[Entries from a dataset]
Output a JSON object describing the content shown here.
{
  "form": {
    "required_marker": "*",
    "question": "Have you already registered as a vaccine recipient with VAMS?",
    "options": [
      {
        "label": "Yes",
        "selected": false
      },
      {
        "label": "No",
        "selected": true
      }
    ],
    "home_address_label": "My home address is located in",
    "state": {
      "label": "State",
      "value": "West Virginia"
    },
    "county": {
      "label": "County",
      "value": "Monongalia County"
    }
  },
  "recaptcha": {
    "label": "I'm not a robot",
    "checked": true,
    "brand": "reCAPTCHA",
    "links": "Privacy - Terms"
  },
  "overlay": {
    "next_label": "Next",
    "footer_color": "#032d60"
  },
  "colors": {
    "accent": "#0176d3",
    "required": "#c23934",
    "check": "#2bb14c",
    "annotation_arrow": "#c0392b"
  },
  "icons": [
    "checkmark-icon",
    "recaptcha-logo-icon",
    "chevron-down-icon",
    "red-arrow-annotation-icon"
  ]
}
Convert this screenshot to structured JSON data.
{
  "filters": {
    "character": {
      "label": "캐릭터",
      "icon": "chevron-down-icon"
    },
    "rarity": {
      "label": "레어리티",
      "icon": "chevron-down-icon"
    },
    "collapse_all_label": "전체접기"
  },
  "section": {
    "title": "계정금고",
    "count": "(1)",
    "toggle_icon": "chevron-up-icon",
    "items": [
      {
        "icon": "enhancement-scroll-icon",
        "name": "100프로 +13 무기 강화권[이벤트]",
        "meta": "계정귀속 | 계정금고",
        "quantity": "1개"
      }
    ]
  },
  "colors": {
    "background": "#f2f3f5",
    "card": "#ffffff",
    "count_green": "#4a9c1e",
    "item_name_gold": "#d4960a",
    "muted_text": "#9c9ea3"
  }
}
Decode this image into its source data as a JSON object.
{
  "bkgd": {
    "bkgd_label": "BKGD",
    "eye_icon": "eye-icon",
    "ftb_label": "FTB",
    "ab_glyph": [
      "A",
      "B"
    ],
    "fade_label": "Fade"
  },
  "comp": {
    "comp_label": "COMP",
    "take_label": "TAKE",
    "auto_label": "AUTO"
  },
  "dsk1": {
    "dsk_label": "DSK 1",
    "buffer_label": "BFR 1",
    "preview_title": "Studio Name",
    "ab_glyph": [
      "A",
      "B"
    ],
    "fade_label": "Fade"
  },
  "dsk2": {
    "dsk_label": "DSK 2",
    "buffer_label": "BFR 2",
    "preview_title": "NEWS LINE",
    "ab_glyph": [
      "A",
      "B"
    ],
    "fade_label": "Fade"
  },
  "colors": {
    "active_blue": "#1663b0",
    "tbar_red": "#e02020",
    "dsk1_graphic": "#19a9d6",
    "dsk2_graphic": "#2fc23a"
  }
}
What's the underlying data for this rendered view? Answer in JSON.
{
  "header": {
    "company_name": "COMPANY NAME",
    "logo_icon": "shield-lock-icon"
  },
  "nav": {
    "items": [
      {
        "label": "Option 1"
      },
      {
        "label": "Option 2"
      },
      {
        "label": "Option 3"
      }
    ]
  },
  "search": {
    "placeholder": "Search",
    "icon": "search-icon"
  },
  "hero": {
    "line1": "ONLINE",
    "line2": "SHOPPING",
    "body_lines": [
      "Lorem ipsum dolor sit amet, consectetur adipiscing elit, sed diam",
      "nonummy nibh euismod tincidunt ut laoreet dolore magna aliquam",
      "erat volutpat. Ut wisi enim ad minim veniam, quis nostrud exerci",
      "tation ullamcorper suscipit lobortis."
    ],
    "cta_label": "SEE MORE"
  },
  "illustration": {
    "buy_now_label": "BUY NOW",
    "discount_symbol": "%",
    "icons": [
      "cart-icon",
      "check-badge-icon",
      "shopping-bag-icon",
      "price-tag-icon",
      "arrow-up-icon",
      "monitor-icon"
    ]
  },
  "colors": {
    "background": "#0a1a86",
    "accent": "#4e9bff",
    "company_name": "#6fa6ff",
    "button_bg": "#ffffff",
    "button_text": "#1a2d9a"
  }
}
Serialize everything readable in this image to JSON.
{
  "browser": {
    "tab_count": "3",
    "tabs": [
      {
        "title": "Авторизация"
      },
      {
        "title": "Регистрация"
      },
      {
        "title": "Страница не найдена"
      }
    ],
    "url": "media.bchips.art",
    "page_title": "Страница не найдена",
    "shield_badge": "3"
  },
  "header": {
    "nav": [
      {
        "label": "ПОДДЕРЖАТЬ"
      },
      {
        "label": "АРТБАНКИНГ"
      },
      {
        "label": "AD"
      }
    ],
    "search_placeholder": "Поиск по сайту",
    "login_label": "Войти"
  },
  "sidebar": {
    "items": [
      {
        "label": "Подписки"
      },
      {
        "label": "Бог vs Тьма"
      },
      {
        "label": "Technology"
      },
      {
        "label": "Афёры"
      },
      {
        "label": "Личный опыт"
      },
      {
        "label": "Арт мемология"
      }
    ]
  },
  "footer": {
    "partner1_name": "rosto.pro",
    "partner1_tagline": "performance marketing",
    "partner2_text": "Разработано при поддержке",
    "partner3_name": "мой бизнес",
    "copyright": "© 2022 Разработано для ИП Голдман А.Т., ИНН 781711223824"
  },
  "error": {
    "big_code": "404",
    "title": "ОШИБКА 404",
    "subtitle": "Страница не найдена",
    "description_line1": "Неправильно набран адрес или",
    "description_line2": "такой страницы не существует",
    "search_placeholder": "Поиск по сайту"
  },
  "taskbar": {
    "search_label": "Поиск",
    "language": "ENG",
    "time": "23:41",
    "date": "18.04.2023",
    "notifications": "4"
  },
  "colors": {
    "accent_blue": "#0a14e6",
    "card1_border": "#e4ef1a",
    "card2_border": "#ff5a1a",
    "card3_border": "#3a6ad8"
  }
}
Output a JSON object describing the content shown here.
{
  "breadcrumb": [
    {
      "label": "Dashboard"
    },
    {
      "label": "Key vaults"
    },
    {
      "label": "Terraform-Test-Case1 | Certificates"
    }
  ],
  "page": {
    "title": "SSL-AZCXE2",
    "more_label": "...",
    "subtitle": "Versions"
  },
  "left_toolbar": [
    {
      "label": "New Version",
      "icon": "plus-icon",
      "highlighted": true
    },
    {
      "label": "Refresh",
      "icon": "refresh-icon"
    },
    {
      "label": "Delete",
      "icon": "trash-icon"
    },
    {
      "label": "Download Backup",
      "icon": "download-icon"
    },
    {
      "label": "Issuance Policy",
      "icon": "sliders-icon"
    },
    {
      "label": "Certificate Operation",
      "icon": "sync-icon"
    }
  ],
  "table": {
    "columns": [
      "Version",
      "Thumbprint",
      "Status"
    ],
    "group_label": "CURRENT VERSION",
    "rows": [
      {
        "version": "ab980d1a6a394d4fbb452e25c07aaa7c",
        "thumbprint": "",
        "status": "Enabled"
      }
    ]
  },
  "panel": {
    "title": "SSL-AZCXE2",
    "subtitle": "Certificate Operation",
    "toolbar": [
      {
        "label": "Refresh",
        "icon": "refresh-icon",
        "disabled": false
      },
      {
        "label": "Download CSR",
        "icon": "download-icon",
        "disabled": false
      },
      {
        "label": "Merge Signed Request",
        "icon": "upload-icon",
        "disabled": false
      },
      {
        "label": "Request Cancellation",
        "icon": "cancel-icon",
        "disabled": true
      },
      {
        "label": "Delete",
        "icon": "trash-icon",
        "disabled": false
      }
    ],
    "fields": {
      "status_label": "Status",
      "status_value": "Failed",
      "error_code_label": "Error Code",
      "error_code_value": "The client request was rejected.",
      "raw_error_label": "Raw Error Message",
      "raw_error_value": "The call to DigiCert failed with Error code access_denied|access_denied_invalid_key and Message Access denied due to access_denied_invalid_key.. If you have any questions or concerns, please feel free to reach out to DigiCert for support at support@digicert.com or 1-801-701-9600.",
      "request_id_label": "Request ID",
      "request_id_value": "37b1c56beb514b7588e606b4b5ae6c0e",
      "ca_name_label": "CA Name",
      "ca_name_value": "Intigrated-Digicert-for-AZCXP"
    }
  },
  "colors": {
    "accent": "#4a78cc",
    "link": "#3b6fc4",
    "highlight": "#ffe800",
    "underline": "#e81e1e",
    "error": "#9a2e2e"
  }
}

• **Requirement**:
Which lines include the word "найдена"? List them all.

• **Answer to this exercise**:
        "title": "Страница не найдена"
    "page_title": "Страница не найдена",
    "subtitle": "Страница не найдена",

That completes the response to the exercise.